● Work instructions
Transcribe the records that follow, keeping every word as it stands.

[Items from a figure collection]
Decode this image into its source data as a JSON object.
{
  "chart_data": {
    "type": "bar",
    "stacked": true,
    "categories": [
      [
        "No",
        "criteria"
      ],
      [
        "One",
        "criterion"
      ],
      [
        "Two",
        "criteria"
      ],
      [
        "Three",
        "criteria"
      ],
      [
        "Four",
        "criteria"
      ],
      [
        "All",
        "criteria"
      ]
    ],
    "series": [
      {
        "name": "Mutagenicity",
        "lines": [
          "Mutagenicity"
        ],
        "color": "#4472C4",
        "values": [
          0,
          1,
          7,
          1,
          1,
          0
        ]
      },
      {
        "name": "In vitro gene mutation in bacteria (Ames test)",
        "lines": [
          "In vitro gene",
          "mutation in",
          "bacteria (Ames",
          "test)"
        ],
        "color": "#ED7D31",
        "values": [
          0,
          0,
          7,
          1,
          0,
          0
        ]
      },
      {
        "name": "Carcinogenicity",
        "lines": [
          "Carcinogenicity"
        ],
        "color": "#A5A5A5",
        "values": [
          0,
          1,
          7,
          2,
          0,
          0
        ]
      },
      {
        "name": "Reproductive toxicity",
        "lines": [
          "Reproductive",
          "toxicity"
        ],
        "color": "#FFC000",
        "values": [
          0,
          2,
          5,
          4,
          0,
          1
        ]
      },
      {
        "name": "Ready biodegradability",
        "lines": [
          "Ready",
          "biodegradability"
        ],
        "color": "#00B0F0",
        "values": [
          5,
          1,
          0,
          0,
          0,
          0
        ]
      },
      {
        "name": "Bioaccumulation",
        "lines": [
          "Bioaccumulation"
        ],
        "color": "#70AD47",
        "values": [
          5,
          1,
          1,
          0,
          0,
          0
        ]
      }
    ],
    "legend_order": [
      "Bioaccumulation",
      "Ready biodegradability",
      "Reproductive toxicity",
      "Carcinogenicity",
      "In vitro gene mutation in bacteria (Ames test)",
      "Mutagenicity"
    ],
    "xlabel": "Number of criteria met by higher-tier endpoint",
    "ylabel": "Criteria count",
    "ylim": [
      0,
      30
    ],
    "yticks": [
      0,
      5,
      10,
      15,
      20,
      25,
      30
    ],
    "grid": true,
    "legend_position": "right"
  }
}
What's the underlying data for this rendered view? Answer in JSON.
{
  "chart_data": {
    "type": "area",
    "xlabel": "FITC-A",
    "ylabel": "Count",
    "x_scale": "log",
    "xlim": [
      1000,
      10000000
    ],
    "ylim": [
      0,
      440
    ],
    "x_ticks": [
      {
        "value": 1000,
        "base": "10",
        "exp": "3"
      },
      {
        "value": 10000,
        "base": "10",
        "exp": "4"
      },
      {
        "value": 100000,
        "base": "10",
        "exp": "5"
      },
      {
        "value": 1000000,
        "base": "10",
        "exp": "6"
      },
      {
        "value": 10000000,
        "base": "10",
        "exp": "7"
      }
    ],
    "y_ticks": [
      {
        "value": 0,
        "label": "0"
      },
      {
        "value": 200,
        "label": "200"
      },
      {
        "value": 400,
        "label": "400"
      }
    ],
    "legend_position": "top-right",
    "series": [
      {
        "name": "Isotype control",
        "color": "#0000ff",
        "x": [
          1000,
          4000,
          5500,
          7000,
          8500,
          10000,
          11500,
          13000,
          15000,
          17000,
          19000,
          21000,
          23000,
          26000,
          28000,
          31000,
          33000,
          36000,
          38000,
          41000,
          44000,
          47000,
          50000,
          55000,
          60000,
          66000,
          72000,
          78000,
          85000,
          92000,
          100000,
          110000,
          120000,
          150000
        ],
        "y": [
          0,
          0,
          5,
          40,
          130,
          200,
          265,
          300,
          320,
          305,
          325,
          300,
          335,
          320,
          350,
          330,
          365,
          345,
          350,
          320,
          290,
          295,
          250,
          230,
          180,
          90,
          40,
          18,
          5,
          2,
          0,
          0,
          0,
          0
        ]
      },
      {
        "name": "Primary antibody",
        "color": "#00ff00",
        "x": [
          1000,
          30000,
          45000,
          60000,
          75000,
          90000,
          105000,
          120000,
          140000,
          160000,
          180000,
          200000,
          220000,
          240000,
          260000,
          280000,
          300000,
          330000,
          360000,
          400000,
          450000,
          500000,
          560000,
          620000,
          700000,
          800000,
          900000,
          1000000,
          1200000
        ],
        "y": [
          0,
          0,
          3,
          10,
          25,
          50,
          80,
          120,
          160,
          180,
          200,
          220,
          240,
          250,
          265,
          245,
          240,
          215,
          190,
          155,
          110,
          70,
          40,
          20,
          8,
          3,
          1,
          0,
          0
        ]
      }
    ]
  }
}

● Answer below
Decode this image into its source data as a JSON object.
{
  "chart_data": {
    "type": "bar",
    "stacked": true,
    "categories": [
      [
        "No",
        "criteria"
      ],
      [
        "One",
        "criterion"
      ],
      [
        "Two",
        "criteria"
      ],
      [
        "Three",
        "criteria"
      ],
      [
        "Four",
        "criteria"
      ],
      [
        "All",
        "criteria"
      ]
    ],
    "series": [
      {
        "name": "Mutagenicity",
        "lines": [
          "Mutagenicity"
        ],
        "color": "#4472C4",
        "values": [
          0,
          1,
          7,
          1,
          1,
          0
        ]
      },
      {
        "name": "In vitro gene mutation in bacteria (Ames test)",
        "lines": [
          "In vitro gene",
          "mutation in",
          "bacteria (Ames",
          "test)"
        ],
        "color": "#ED7D31",
        "values": [
          0,
          0,
          7,
          1,
          0,
          0
        ]
      },
      {
        "name": "Carcinogenicity",
        "lines": [
          "Carcinogenicity"
        ],
        "color": "#A5A5A5",
        "values": [
          0,
          1,
          7,
          2,
          0,
          0
        ]
      },
      {
        "name": "Reproductive toxicity",
        "lines": [
          "Reproductive",
          "toxicity"
        ],
        "color": "#FFC000",
        "values": [
          0,
          2,
          5,
          4,
          0,
          1
        ]
      },
      {
        "name": "Ready biodegradability",
        "lines": [
          "Ready",
          "biodegradability"
        ],
        "color": "#00B0F0",
        "values": [
          5,
          1,
          0,
          0,
          0,
          0
        ]
      },
      {
        "name": "Bioaccumulation",
        "lines": [
          "Bioaccumulation"
        ],
        "color": "#70AD47",
        "values": [
          5,
          1,
          1,
          0,
          0,
          0
        ]
      }
    ],
    "legend_order": [
      "Bioaccumulation",
      "Ready biodegradability",
      "Reproductive toxicity",
      "Carcinogenicity",
      "In vitro gene mutation in bacteria (Ames test)",
      "Mutagenicity"
    ],
    "xlabel": "Number of criteria met by higher-tier endpoint",
    "ylabel": "Criteria count",
    "ylim": [
      0,
      30
    ],
    "yticks": [
      0,
      5,
      10,
      15,
      20,
      25,
      30
    ],
    "grid": true,
    "legend_position": "right"
  }
}
What's the underlying data for this rendered view? Answer in JSON.
{
  "chart_data": {
    "type": "area",
    "xlabel": "FITC-A",
    "ylabel": "Count",
    "x_scale": "log",
    "xlim": [
      1000,
      10000000
    ],
    "ylim": [
      0,
      440
    ],
    "x_ticks": [
      {
        "value": 1000,
        "base": "10",
        "exp": "3"
      },
      {
        "value": 10000,
        "base": "10",
        "exp": "4"
      },
      {
        "value": 100000,
        "base": "10",
        "exp": "5"
      },
      {
        "value": 1000000,
        "base": "10",
        "exp": "6"
      },
      {
        "value": 10000000,
        "base": "10",
        "exp": "7"
      }
    ],
    "y_ticks": [
      {
        "value": 0,
        "label": "0"
      },
      {
        "value": 200,
        "label": "200"
      },
      {
        "value": 400,
        "label": "400"
      }
    ],
    "legend_position": "top-right",
    "series": [
      {
        "name": "Isotype control",
        "color": "#0000ff",
        "x": [
          1000,
          4000,
          5500,
          7000,
          8500,
          10000,
          11500,
          13000,
          15000,
          17000,
          19000,
          21000,
          23000,
          26000,
          28000,
          31000,
          33000,
          36000,
          38000,
          41000,
          44000,
          47000,
          50000,
          55000,
          60000,
          66000,
          72000,
          78000,
          85000,
          92000,
          100000,
          110000,
          120000,
          150000
        ],
        "y": [
          0,
          0,
          5,
          40,
          130,
          200,
          265,
          300,
          320,
          305,
          325,
          300,
          335,
          320,
          350,
          330,
          365,
          345,
          350,
          320,
          290,
          295,
          250,
          230,
          180,
          90,
          40,
          18,
          5,
          2,
          0,
          0,
          0,
          0
        ]
      },
      {
        "name": "Primary antibody",
        "color": "#00ff00",
        "x": [
          1000,
          30000,
          45000,
          60000,
          75000,
          90000,
          105000,
          120000,
          140000,
          160000,
          180000,
          200000,
          220000,
          240000,
          260000,
          280000,
          300000,
          330000,
          360000,
          400000,
          450000,
          500000,
          560000,
          620000,
          700000,
          800000,
          900000,
          1000000,
          1200000
        ],
        "y": [
          0,
          0,
          3,
          10,
          25,
          50,
          80,
          120,
          160,
          180,
          200,
          220,
          240,
          250,
          265,
          245,
          240,
          215,
          190,
          155,
          110,
          70,
          40,
          20,
          8,
          3,
          1,
          0,
          0
        ]
      }
    ]
  }
}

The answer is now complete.